§ **Reading passage**
____

Selection Criteria for Outside Directors and Outside Audit & Supervisory Board Members

To make the function of Outside Directors and Outside Audit & Supervisory Board Members stronger and more transparent, MC has set forth Selection Criteria for Outside Directors and Outside Audit & Supervisory Board Members as follows, after deliberation by the Governance, Nomination and Compensation Committee, which is composed with Independent Directors in the majority.

<Selection Criteria for Outside Directors>

  1. Outside Directors are elected from among those individuals who have an eye for practicality founded on a wealth of experience as corporate Executive Officers, as well as an objective and specialist viewpoint based on extensive insight regarding global conditions and social and economic trends. Through their diverse perspectives, Outside Directors help ensure levels of decision-making and management oversight appropriate to the Board of Directors.
  2. To enable Outside Directors to fulfill their appointed task, attention is given to maintain their independency*; individuals not ensuring this independency in effect will not be selected to serve as Outside Directors.
  3. MC’s operations span a broad range of business domains; hence there may be cases of conflict of interest stemming from business relationships with firms home to a corporate Executive Officer appointed as Outside Directors. MC appropriately copes with this potential issue through the procedural exclusion of the director in question from matters related to the conflict of interest, and by preserving a variety of viewpoints through the selection of numerous Outside Directors.

<Selection Criteria for Outside Audit & Supervisory Board Members>

  1. Outside Audit & Supervisory Board Members are selected from among individuals who possess a wealth of knowledge and experience across various fields that is helpful in performing audits. Neutral and objective auditing, in turn, will ensure sound management.

____

§ **Supplied data**
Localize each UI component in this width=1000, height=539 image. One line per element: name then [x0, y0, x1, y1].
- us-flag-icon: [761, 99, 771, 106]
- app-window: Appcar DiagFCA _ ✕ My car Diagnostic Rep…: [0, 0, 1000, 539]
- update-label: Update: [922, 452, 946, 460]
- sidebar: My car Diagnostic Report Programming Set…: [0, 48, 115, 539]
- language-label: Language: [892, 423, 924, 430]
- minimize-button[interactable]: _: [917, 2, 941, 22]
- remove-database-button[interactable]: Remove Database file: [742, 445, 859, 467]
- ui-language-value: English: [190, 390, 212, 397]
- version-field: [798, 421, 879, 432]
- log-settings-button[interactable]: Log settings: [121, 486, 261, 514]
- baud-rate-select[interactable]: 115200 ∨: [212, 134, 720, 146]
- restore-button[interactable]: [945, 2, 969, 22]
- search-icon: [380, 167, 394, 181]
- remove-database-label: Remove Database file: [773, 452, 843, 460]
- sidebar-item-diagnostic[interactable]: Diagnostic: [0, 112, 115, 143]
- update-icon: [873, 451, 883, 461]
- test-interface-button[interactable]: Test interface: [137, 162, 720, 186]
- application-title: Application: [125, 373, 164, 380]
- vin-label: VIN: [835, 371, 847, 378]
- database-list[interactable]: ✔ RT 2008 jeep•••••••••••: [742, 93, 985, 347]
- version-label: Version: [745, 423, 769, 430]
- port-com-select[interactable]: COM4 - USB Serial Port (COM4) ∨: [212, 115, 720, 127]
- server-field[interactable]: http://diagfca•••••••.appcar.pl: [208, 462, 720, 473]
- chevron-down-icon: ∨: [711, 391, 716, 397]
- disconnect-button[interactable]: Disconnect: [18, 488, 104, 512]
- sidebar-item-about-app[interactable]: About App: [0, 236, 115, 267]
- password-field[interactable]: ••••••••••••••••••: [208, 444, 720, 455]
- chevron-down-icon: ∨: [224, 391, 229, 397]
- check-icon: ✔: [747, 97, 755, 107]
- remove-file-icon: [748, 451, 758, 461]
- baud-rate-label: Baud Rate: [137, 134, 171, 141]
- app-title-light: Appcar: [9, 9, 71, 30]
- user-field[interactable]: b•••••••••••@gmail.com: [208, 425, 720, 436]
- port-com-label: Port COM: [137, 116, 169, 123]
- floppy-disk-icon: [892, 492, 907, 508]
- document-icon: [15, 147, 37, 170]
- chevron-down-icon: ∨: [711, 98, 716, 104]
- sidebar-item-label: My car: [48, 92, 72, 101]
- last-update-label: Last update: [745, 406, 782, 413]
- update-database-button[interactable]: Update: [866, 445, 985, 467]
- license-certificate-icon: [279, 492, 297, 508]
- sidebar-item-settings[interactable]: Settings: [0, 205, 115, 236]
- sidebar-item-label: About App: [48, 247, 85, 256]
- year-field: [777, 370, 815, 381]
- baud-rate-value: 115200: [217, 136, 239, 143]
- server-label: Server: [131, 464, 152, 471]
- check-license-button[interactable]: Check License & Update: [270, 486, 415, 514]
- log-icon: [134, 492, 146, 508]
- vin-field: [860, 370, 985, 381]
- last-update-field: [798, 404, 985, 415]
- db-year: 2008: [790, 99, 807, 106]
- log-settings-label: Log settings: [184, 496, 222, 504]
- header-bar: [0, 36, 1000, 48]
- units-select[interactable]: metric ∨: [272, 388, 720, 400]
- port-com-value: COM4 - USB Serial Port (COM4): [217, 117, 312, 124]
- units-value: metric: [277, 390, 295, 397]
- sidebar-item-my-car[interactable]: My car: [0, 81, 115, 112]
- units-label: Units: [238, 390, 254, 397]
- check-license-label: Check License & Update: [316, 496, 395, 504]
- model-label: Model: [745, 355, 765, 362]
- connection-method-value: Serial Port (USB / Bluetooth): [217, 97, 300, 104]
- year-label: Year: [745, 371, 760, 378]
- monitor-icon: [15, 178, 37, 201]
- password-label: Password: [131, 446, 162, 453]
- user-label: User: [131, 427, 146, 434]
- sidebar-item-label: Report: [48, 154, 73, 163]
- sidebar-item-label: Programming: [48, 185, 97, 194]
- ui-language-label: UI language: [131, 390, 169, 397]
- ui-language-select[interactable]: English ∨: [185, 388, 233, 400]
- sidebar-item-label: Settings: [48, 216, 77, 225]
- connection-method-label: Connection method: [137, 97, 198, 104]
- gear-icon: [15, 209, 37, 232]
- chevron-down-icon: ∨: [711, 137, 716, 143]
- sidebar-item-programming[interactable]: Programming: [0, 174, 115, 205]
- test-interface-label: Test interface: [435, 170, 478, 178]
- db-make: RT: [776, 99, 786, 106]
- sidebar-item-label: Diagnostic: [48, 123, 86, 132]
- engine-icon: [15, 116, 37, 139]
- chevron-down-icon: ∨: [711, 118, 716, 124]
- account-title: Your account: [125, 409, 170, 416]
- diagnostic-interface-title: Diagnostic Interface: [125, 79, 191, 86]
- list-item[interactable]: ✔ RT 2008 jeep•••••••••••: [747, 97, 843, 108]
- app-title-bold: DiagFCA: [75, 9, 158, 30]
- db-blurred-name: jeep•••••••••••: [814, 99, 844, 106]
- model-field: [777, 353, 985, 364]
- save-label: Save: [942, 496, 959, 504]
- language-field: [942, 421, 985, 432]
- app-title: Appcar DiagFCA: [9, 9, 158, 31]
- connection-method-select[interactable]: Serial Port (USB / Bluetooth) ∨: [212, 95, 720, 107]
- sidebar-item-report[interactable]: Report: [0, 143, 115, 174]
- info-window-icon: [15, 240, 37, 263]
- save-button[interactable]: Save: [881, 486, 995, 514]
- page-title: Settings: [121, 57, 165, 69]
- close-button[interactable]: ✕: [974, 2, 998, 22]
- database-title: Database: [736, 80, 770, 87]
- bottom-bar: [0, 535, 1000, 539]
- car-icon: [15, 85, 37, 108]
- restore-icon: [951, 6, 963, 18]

____

§ **Exercise task 1**
Put the rows into a Markdown table with the columns "Index" and "Line", leaving out blank lines. Begin at the first line of the rows and stop after the line containing "- update-label: Update: [922, 452, 946, 460]".
§ **Exercise task 2**
Write what comes next in the passage on selection criteria for outside directors and board members, picking up after its last sentence.

§ **Written reply 1**
| Index | Line |
|---|---|
| 1 | Localize each UI component in this width=1000, height=539 image. One line per element: name then [x0, y0, x1, y1]. |
| 2 | - us-flag-icon: [761, 99, 771, 106] |
| 3 | - app-window: Appcar DiagFCA _ ✕ My car Diagnostic Rep…: [0, 0, 1000, 539] |
| 4 | - update-label: Update: [922, 452, 946, 460] |

§ **Written reply 2**
  2. To enable Outside Audit & Supervisory Board Members to fulfill their appointed task, attention is given to maintain their independency*; individuals not ensuring this independency will not be selected to serve as Outside Audit & Supervisory Board Members.

(Note) Independency for the purpose of Selection Criteria for Outside Directors and Outside Audit & Supervisory Board Members

To make a judgment of independence, MC checks if the person concerned meets the conditions for Independent Directors and Independent Audit & Supervisory Board Members as specified by the Tokyo Stock Exchange, Inc., and whether the person concerned is currently any of the following items (1) to (7) and whether they have been at any time in the past 3 fiscal years.

(1) A major shareholder of MC (a person or entity directly or indirectly holding 10% or more of the voting rights), or a member of business personnel of such shareholder (*1).

*1A member of business personnel refers to a managing director, corporate officer, Executive Officer, or other employee of a company (Hereinafter the same).

(2) A member of business personnel of a creditor of MC exceeding the threshold set by MC (*2).

*2Creditors exceeding the threshold set by MC refer to creditors to whom MC owes an amount exceeding 2% of MC's consolidated total assets.

(3) A member of business personnel of a supplier or a customer of MC exceeding the threshold set by MC (*3).

*3Suppliers or customers exceeding the threshold set by MC refer to suppliers or customers whose transaction amount with MC exceed 2% of MC's consolidated revenues.

(4) A provider of professional services, such as a consultant, lawyer, or certified public accountant, receiving cash or other financial benefits from MC, other than Directors' or Audit & Supervisory Board Members' remuneration, where the amount exceeds ¥10 million per fiscal year.
(5) A representative or partner of MC's Independent auditor.
(6) A person belonging to an organization that has received donations exceeding a certain amount (*4) from MC.

*4Donations exceeding a certain amount refer to donations of more than ¥20 million per fiscal year.

(7) A person who has been appointed as an Outside Director or Outside Audit & Supervisory Board Member of MC for more than 8 years.

If a person is still judged by Mitsubishi Corporation to be effectively Independent despite one or more of the above items (1) to (7) applying, MC will explain and disclose the reason at the time of their appointment as an Independent Director or Independent Audit & Supervisory Board Members.